Top of Material for this exercise

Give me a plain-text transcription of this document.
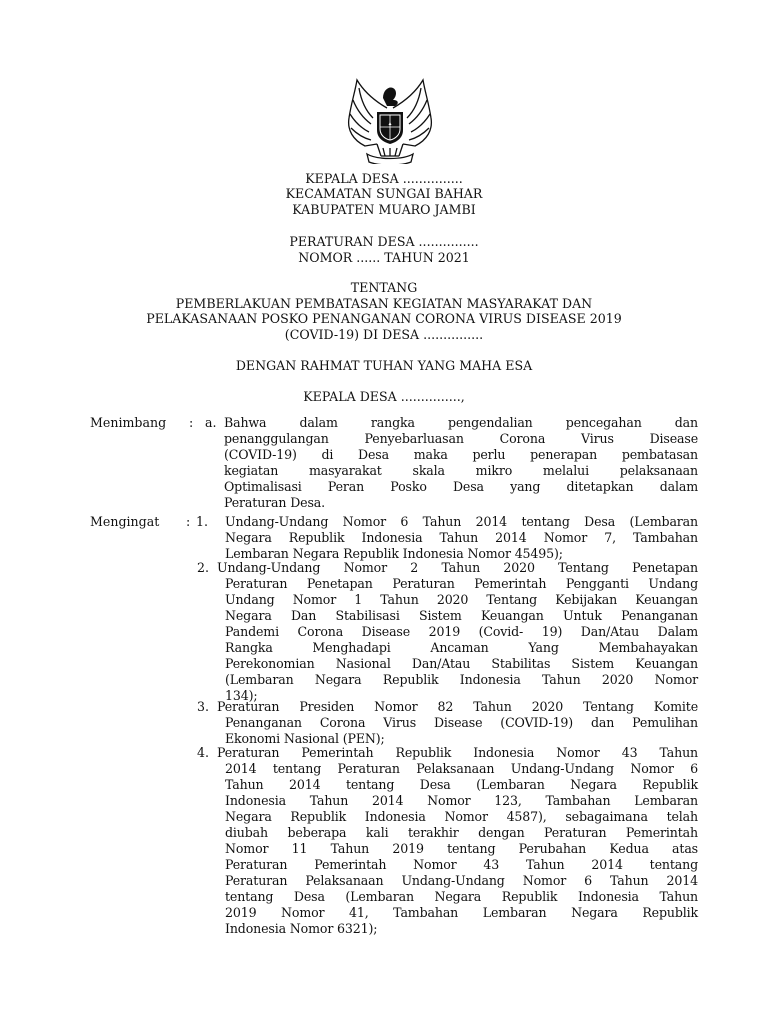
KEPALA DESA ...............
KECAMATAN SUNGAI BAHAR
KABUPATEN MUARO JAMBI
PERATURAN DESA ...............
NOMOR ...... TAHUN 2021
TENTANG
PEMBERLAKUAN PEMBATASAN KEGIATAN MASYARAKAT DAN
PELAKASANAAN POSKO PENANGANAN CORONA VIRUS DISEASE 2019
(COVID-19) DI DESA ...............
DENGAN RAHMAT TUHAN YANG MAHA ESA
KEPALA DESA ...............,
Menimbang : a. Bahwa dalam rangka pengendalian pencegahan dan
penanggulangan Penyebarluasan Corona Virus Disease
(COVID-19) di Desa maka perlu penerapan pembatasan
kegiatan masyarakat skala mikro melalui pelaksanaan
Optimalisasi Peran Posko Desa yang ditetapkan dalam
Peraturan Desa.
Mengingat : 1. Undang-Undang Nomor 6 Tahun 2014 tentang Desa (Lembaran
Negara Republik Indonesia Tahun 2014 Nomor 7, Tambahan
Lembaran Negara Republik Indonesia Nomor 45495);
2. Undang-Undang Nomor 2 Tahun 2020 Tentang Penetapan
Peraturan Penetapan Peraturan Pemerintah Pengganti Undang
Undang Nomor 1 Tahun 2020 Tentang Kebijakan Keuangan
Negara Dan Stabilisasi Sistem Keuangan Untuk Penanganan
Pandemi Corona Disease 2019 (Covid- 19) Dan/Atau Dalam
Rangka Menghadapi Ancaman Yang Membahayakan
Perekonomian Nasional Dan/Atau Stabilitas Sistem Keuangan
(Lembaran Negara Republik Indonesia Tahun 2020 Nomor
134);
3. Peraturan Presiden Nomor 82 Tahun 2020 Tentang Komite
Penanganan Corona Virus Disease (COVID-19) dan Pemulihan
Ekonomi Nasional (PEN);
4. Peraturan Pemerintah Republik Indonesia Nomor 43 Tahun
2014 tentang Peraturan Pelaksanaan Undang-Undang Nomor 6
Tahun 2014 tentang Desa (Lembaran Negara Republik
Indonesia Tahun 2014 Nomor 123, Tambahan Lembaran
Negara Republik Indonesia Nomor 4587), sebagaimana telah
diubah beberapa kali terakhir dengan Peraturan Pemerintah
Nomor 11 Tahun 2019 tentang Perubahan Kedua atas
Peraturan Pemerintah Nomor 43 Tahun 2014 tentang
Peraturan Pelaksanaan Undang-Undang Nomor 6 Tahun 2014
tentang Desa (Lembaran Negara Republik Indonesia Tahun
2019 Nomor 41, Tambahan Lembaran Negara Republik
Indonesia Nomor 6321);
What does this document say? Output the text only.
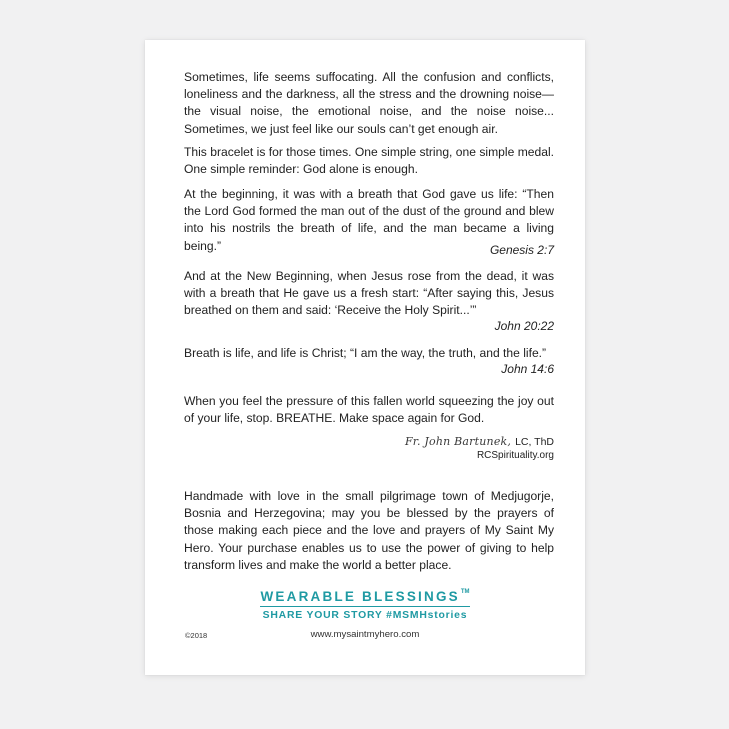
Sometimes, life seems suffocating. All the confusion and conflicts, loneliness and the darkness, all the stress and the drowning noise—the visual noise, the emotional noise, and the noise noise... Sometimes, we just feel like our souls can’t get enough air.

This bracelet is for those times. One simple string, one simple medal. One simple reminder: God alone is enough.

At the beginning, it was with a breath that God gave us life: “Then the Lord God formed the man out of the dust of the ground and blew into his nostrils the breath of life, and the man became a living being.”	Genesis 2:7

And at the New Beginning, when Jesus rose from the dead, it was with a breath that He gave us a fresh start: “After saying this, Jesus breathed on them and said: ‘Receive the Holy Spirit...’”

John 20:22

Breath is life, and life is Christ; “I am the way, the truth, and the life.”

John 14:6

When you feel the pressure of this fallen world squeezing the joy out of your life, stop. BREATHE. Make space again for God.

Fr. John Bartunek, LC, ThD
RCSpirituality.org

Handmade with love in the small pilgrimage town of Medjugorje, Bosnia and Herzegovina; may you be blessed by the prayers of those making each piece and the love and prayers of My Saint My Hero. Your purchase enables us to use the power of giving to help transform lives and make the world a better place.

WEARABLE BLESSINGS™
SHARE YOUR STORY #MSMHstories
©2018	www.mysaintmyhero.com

Bottom of Material for this exercise

Your objective> Are you able to set down all the lines above exactly, without any pictures?

Exercise response>
Give me a plain-text transcription of this document.
KEPALA DESA ...............
KECAMATAN SUNGAI BAHAR
KABUPATEN MUARO JAMBI
PERATURAN DESA ...............
NOMOR ...... TAHUN 2021
TENTANG
PEMBERLAKUAN PEMBATASAN KEGIATAN MASYARAKAT DAN
PELAKASANAAN POSKO PENANGANAN CORONA VIRUS DISEASE 2019
(COVID-19) DI DESA ...............
DENGAN RAHMAT TUHAN YANG MAHA ESA
KEPALA DESA ...............,
Menimbang : a. Bahwa dalam rangka pengendalian pencegahan dan
penanggulangan Penyebarluasan Corona Virus Disease
(COVID-19) di Desa maka perlu penerapan pembatasan
kegiatan masyarakat skala mikro melalui pelaksanaan
Optimalisasi Peran Posko Desa yang ditetapkan dalam
Peraturan Desa.
Mengingat : 1. Undang-Undang Nomor 6 Tahun 2014 tentang Desa (Lembaran
Negara Republik Indonesia Tahun 2014 Nomor 7, Tambahan
Lembaran Negara Republik Indonesia Nomor 45495);
2. Undang-Undang Nomor 2 Tahun 2020 Tentang Penetapan
Peraturan Penetapan Peraturan Pemerintah Pengganti Undang
Undang Nomor 1 Tahun 2020 Tentang Kebijakan Keuangan
Negara Dan Stabilisasi Sistem Keuangan Untuk Penanganan
Pandemi Corona Disease 2019 (Covid- 19) Dan/Atau Dalam
Rangka Menghadapi Ancaman Yang Membahayakan
Perekonomian Nasional Dan/Atau Stabilitas Sistem Keuangan
(Lembaran Negara Republik Indonesia Tahun 2020 Nomor
134);
3. Peraturan Presiden Nomor 82 Tahun 2020 Tentang Komite
Penanganan Corona Virus Disease (COVID-19) dan Pemulihan
Ekonomi Nasional (PEN);
4. Peraturan Pemerintah Republik Indonesia Nomor 43 Tahun
2014 tentang Peraturan Pelaksanaan Undang-Undang Nomor 6
Tahun 2014 tentang Desa (Lembaran Negara Republik
Indonesia Tahun 2014 Nomor 123, Tambahan Lembaran
Negara Republik Indonesia Nomor 4587), sebagaimana telah
diubah beberapa kali terakhir dengan Peraturan Pemerintah
Nomor 11 Tahun 2019 tentang Perubahan Kedua atas
Peraturan Pemerintah Nomor 43 Tahun 2014 tentang
Peraturan Pelaksanaan Undang-Undang Nomor 6 Tahun 2014
tentang Desa (Lembaran Negara Republik Indonesia Tahun
2019 Nomor 41, Tambahan Lembaran Negara Republik
Indonesia Nomor 6321);
What does this document say? Output the text only.
Sometimes, life seems suffocating. All the confusion and conflicts, loneliness and the darkness, all the stress and the drowning noise—the visual noise, the emotional noise, and the noise noise... Sometimes, we just feel like our souls can’t get enough air.

This bracelet is for those times. One simple string, one simple medal. One simple reminder: God alone is enough.

At the beginning, it was with a breath that God gave us life: “Then the Lord God formed the man out of the dust of the ground and blew into his nostrils the breath of life, and the man became a living being.”	Genesis 2:7

And at the New Beginning, when Jesus rose from the dead, it was with a breath that He gave us a fresh start: “After saying this, Jesus breathed on them and said: ‘Receive the Holy Spirit...’”

John 20:22

Breath is life, and life is Christ; “I am the way, the truth, and the life.”

John 14:6

When you feel the pressure of this fallen world squeezing the joy out of your life, stop. BREATHE. Make space again for God.

Fr. John Bartunek, LC, ThD
RCSpirituality.org

Handmade with love in the small pilgrimage town of Medjugorje, Bosnia and Herzegovina; may you be blessed by the prayers of those making each piece and the love and prayers of My Saint My Hero. Your purchase enables us to use the power of giving to help transform lives and make the world a better place.

WEARABLE BLESSINGS™
SHARE YOUR STORY #MSMHstories
©2018	www.mysaintmyhero.com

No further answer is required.